Exactly repeat the material, dropping only the pictures.

Given records
====================
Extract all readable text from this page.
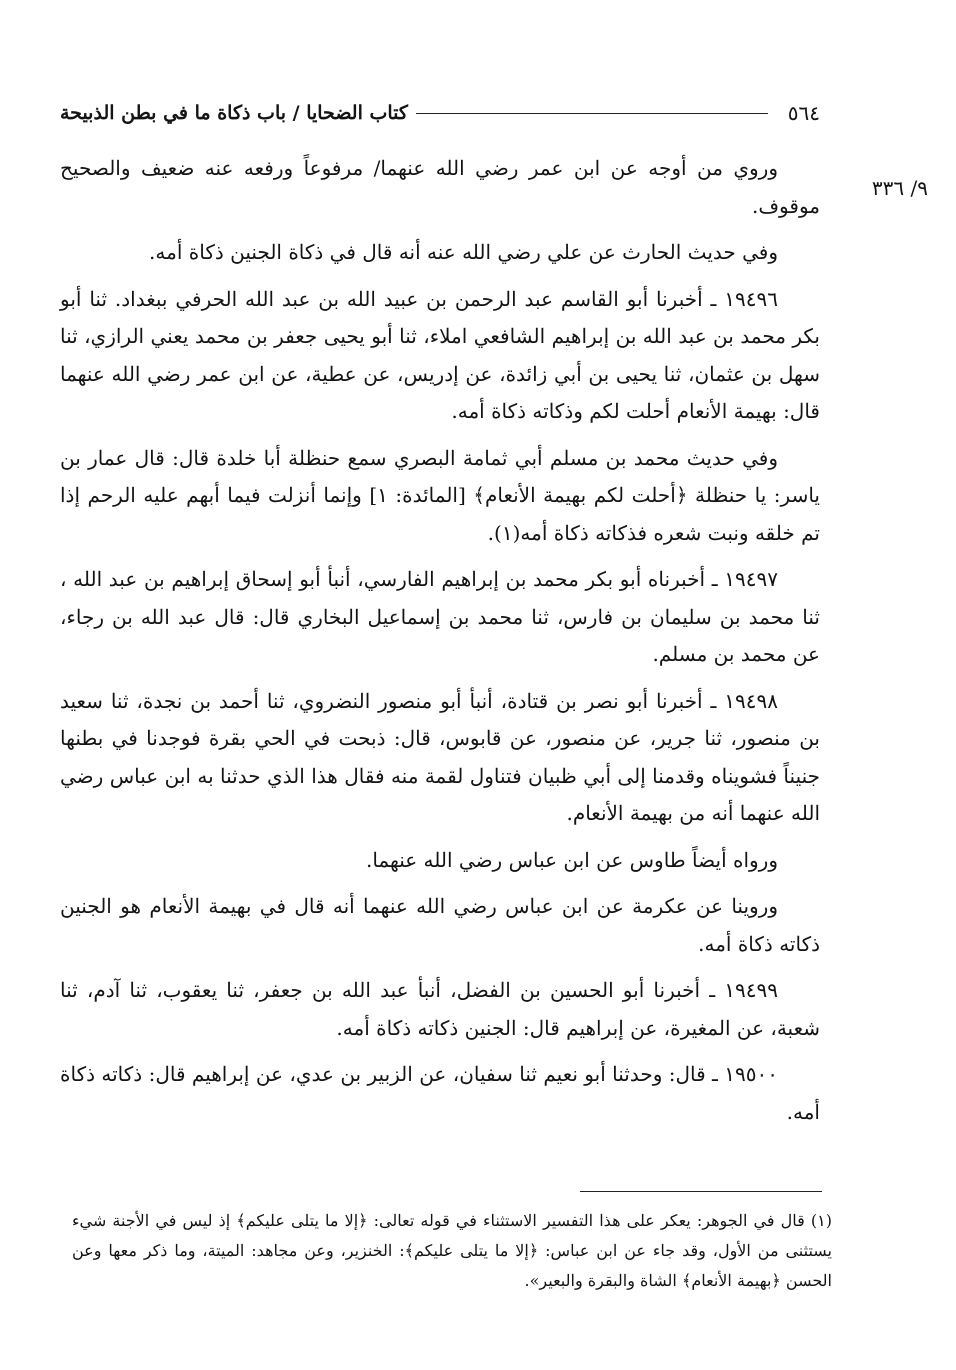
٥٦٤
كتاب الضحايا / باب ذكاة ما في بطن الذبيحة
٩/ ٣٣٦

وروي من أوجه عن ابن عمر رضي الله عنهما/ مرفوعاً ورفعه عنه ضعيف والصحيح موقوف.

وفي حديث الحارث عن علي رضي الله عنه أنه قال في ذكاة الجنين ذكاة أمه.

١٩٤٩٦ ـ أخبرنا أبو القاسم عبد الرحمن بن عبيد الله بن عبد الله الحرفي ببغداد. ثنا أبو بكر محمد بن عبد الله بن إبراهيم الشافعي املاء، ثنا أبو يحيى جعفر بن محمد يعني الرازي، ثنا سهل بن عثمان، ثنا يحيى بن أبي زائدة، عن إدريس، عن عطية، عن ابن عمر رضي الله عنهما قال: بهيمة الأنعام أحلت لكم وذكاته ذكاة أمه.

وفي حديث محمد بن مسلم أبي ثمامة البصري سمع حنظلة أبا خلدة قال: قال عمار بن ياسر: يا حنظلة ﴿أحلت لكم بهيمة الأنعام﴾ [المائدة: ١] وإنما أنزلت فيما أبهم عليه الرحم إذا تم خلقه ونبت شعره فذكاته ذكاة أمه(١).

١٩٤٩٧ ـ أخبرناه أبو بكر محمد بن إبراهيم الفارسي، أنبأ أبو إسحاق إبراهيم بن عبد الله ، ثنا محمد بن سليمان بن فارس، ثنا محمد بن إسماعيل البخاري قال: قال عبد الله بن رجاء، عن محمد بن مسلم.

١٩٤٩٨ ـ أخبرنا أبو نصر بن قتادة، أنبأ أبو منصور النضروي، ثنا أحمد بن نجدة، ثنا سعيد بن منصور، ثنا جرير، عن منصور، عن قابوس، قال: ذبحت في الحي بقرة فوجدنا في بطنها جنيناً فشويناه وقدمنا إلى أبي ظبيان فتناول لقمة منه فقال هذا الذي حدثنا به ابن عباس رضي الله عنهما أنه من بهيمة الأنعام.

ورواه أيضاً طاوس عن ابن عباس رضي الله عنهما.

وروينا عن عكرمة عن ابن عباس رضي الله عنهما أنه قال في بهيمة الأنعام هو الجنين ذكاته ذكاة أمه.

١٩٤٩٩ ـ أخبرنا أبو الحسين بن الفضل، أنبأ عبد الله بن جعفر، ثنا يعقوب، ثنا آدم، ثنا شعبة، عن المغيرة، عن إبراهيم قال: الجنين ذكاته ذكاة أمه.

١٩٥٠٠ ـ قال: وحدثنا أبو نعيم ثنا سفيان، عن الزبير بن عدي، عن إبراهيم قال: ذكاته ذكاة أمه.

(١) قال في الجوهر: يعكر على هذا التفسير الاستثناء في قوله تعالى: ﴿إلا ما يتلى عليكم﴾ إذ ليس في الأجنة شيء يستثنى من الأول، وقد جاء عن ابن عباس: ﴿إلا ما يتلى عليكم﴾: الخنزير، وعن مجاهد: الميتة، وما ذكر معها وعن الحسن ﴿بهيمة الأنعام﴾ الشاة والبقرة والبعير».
====================
Answer to the task
Extract all readable text from this page.
٥٦٤
كتاب الضحايا / باب ذكاة ما في بطن الذبيحة
٩/ ٣٣٦

وروي من أوجه عن ابن عمر رضي الله عنهما/ مرفوعاً ورفعه عنه ضعيف والصحيح موقوف.

وفي حديث الحارث عن علي رضي الله عنه أنه قال في ذكاة الجنين ذكاة أمه.

١٩٤٩٦ ـ أخبرنا أبو القاسم عبد الرحمن بن عبيد الله بن عبد الله الحرفي ببغداد. ثنا أبو بكر محمد بن عبد الله بن إبراهيم الشافعي املاء، ثنا أبو يحيى جعفر بن محمد يعني الرازي، ثنا سهل بن عثمان، ثنا يحيى بن أبي زائدة، عن إدريس، عن عطية، عن ابن عمر رضي الله عنهما قال: بهيمة الأنعام أحلت لكم وذكاته ذكاة أمه.

وفي حديث محمد بن مسلم أبي ثمامة البصري سمع حنظلة أبا خلدة قال: قال عمار بن ياسر: يا حنظلة ﴿أحلت لكم بهيمة الأنعام﴾ [المائدة: ١] وإنما أنزلت فيما أبهم عليه الرحم إذا تم خلقه ونبت شعره فذكاته ذكاة أمه(١).

١٩٤٩٧ ـ أخبرناه أبو بكر محمد بن إبراهيم الفارسي، أنبأ أبو إسحاق إبراهيم بن عبد الله ، ثنا محمد بن سليمان بن فارس، ثنا محمد بن إسماعيل البخاري قال: قال عبد الله بن رجاء، عن محمد بن مسلم.

١٩٤٩٨ ـ أخبرنا أبو نصر بن قتادة، أنبأ أبو منصور النضروي، ثنا أحمد بن نجدة، ثنا سعيد بن منصور، ثنا جرير، عن منصور، عن قابوس، قال: ذبحت في الحي بقرة فوجدنا في بطنها جنيناً فشويناه وقدمنا إلى أبي ظبيان فتناول لقمة منه فقال هذا الذي حدثنا به ابن عباس رضي الله عنهما أنه من بهيمة الأنعام.

ورواه أيضاً طاوس عن ابن عباس رضي الله عنهما.

وروينا عن عكرمة عن ابن عباس رضي الله عنهما أنه قال في بهيمة الأنعام هو الجنين ذكاته ذكاة أمه.

١٩٤٩٩ ـ أخبرنا أبو الحسين بن الفضل، أنبأ عبد الله بن جعفر، ثنا يعقوب، ثنا آدم، ثنا شعبة، عن المغيرة، عن إبراهيم قال: الجنين ذكاته ذكاة أمه.

١٩٥٠٠ ـ قال: وحدثنا أبو نعيم ثنا سفيان، عن الزبير بن عدي، عن إبراهيم قال: ذكاته ذكاة أمه.

(١) قال في الجوهر: يعكر على هذا التفسير الاستثناء في قوله تعالى: ﴿إلا ما يتلى عليكم﴾ إذ ليس في الأجنة شيء يستثنى من الأول، وقد جاء عن ابن عباس: ﴿إلا ما يتلى عليكم﴾: الخنزير، وعن مجاهد: الميتة، وما ذكر معها وعن الحسن ﴿بهيمة الأنعام﴾ الشاة والبقرة والبعير».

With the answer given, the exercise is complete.